> TASK TO CARRY OUT
Repeat each entry as written and leave the images out of the copy.

> TASK INPUT
● ● ● ●

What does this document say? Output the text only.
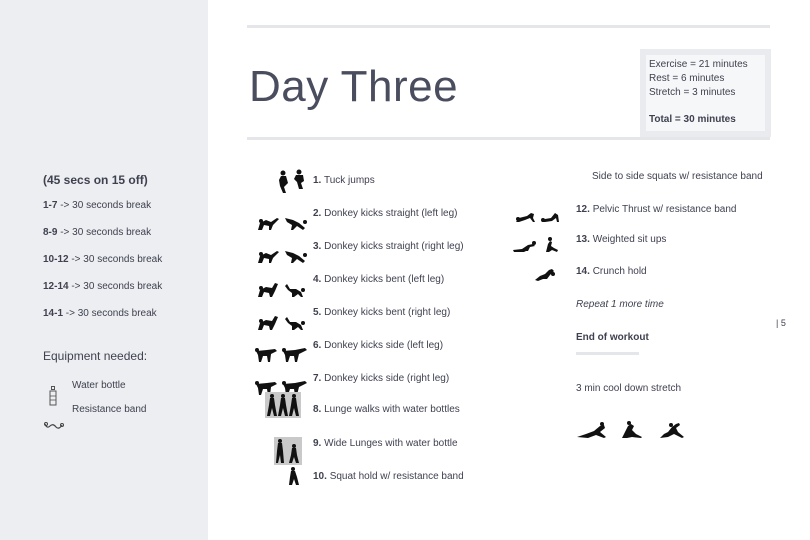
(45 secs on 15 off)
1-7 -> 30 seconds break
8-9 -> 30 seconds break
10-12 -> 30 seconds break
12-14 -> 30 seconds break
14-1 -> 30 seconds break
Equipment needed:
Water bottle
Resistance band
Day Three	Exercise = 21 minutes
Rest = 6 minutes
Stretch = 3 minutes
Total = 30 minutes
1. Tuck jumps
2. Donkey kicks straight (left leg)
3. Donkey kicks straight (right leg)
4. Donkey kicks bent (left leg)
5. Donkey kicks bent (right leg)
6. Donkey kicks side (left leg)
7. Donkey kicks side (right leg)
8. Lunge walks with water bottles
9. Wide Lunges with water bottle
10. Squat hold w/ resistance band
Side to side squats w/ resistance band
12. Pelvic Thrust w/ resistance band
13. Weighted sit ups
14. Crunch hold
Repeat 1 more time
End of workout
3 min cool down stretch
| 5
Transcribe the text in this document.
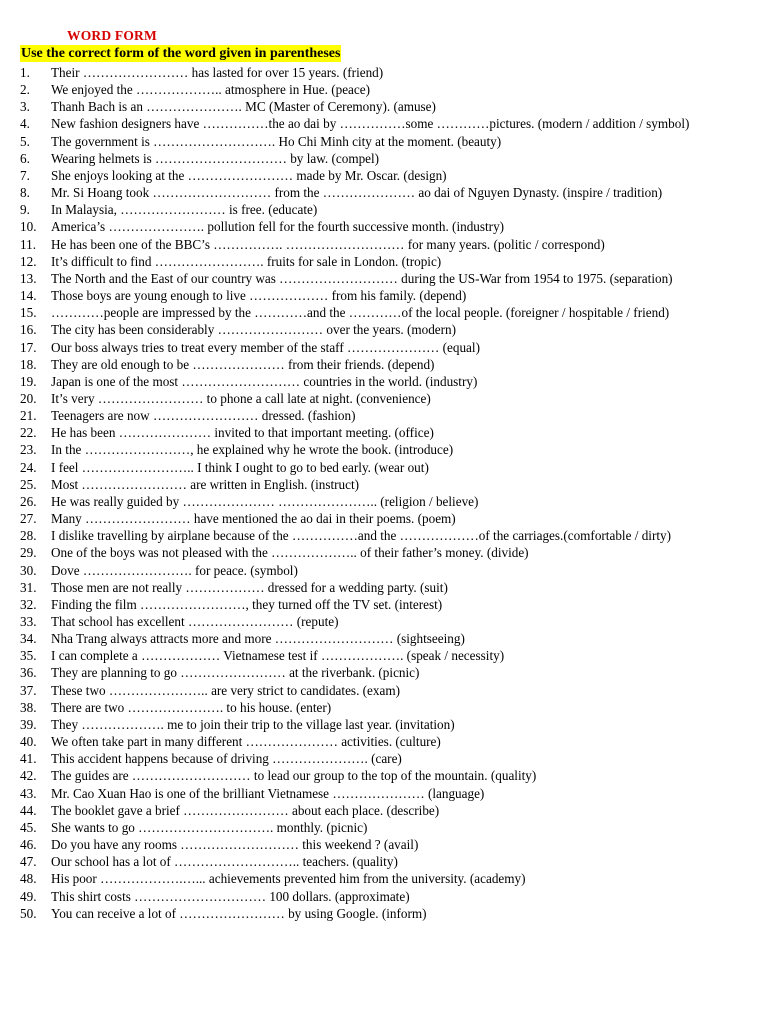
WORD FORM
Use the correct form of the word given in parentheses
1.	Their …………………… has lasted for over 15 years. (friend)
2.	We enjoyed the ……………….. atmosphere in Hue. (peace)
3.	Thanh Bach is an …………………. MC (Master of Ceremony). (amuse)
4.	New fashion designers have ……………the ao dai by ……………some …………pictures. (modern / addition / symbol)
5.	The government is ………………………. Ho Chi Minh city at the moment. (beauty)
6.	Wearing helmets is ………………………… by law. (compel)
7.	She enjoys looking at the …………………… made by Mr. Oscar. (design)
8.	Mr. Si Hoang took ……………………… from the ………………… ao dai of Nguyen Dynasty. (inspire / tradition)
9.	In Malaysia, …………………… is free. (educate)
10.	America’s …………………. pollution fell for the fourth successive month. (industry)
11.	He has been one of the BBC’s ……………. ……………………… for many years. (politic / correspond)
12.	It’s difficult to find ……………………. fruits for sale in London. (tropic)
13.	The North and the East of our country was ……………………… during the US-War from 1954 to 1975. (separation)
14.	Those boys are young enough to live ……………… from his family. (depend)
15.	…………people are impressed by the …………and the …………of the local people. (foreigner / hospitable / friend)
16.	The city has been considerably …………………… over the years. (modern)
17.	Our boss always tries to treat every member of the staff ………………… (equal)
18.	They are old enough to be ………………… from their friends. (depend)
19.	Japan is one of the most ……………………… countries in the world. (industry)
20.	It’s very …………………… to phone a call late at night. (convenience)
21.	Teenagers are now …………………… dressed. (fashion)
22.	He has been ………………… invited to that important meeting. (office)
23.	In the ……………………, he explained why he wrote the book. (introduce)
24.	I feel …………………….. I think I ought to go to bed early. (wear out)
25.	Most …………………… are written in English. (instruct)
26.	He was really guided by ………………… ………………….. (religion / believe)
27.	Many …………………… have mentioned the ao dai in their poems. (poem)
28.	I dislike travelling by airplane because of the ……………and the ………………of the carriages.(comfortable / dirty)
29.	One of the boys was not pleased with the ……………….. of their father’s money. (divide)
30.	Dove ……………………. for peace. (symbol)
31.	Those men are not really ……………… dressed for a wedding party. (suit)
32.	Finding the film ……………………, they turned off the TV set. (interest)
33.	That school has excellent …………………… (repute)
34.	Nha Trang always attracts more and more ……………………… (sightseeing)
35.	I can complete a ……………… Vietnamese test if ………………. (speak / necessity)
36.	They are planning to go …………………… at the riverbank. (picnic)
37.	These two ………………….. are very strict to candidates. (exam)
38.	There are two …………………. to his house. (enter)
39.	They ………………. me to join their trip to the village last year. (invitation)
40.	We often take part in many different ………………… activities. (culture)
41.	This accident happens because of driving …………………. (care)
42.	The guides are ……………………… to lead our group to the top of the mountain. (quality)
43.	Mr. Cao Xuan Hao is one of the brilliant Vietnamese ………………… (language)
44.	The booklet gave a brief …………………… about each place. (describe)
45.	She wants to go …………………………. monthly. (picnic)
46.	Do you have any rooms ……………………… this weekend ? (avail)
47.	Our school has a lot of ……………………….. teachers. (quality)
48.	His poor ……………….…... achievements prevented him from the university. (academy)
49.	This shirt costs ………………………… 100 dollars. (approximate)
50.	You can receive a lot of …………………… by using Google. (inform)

● ● ● ●

> OUTPUT BELOW
What does this document say? Output the text only.
(45 secs on 15 off)
1-7 -> 30 seconds break
8-9 -> 30 seconds break
10-12 -> 30 seconds break
12-14 -> 30 seconds break
14-1 -> 30 seconds break
Equipment needed:
Water bottle
Resistance band
Day Three	Exercise = 21 minutes
Rest = 6 minutes
Stretch = 3 minutes
Total = 30 minutes
1. Tuck jumps
2. Donkey kicks straight (left leg)
3. Donkey kicks straight (right leg)
4. Donkey kicks bent (left leg)
5. Donkey kicks bent (right leg)
6. Donkey kicks side (left leg)
7. Donkey kicks side (right leg)
8. Lunge walks with water bottles
9. Wide Lunges with water bottle
10. Squat hold w/ resistance band
Side to side squats w/ resistance band
12. Pelvic Thrust w/ resistance band
13. Weighted sit ups
14. Crunch hold
Repeat 1 more time
End of workout
3 min cool down stretch
| 5
Transcribe the text in this document.
WORD FORM
Use the correct form of the word given in parentheses
1.	Their …………………… has lasted for over 15 years. (friend)
2.	We enjoyed the ……………….. atmosphere in Hue. (peace)
3.	Thanh Bach is an …………………. MC (Master of Ceremony). (amuse)
4.	New fashion designers have ……………the ao dai by ……………some …………pictures. (modern / addition / symbol)
5.	The government is ………………………. Ho Chi Minh city at the moment. (beauty)
6.	Wearing helmets is ………………………… by law. (compel)
7.	She enjoys looking at the …………………… made by Mr. Oscar. (design)
8.	Mr. Si Hoang took ……………………… from the ………………… ao dai of Nguyen Dynasty. (inspire / tradition)
9.	In Malaysia, …………………… is free. (educate)
10.	America’s …………………. pollution fell for the fourth successive month. (industry)
11.	He has been one of the BBC’s ……………. ……………………… for many years. (politic / correspond)
12.	It’s difficult to find ……………………. fruits for sale in London. (tropic)
13.	The North and the East of our country was ……………………… during the US-War from 1954 to 1975. (separation)
14.	Those boys are young enough to live ……………… from his family. (depend)
15.	…………people are impressed by the …………and the …………of the local people. (foreigner / hospitable / friend)
16.	The city has been considerably …………………… over the years. (modern)
17.	Our boss always tries to treat every member of the staff ………………… (equal)
18.	They are old enough to be ………………… from their friends. (depend)
19.	Japan is one of the most ……………………… countries in the world. (industry)
20.	It’s very …………………… to phone a call late at night. (convenience)
21.	Teenagers are now …………………… dressed. (fashion)
22.	He has been ………………… invited to that important meeting. (office)
23.	In the ……………………, he explained why he wrote the book. (introduce)
24.	I feel …………………….. I think I ought to go to bed early. (wear out)
25.	Most …………………… are written in English. (instruct)
26.	He was really guided by ………………… ………………….. (religion / believe)
27.	Many …………………… have mentioned the ao dai in their poems. (poem)
28.	I dislike travelling by airplane because of the ……………and the ………………of the carriages.(comfortable / dirty)
29.	One of the boys was not pleased with the ……………….. of their father’s money. (divide)
30.	Dove ……………………. for peace. (symbol)
31.	Those men are not really ……………… dressed for a wedding party. (suit)
32.	Finding the film ……………………, they turned off the TV set. (interest)
33.	That school has excellent …………………… (repute)
34.	Nha Trang always attracts more and more ……………………… (sightseeing)
35.	I can complete a ……………… Vietnamese test if ………………. (speak / necessity)
36.	They are planning to go …………………… at the riverbank. (picnic)
37.	These two ………………….. are very strict to candidates. (exam)
38.	There are two …………………. to his house. (enter)
39.	They ………………. me to join their trip to the village last year. (invitation)
40.	We often take part in many different ………………… activities. (culture)
41.	This accident happens because of driving …………………. (care)
42.	The guides are ……………………… to lead our group to the top of the mountain. (quality)
43.	Mr. Cao Xuan Hao is one of the brilliant Vietnamese ………………… (language)
44.	The booklet gave a brief …………………… about each place. (describe)
45.	She wants to go …………………………. monthly. (picnic)
46.	Do you have any rooms ……………………… this weekend ? (avail)
47.	Our school has a lot of ……………………….. teachers. (quality)
48.	His poor ……………….…... achievements prevented him from the university. (academy)
49.	This shirt costs ………………………… 100 dollars. (approximate)
50.	You can receive a lot of …………………… by using Google. (inform)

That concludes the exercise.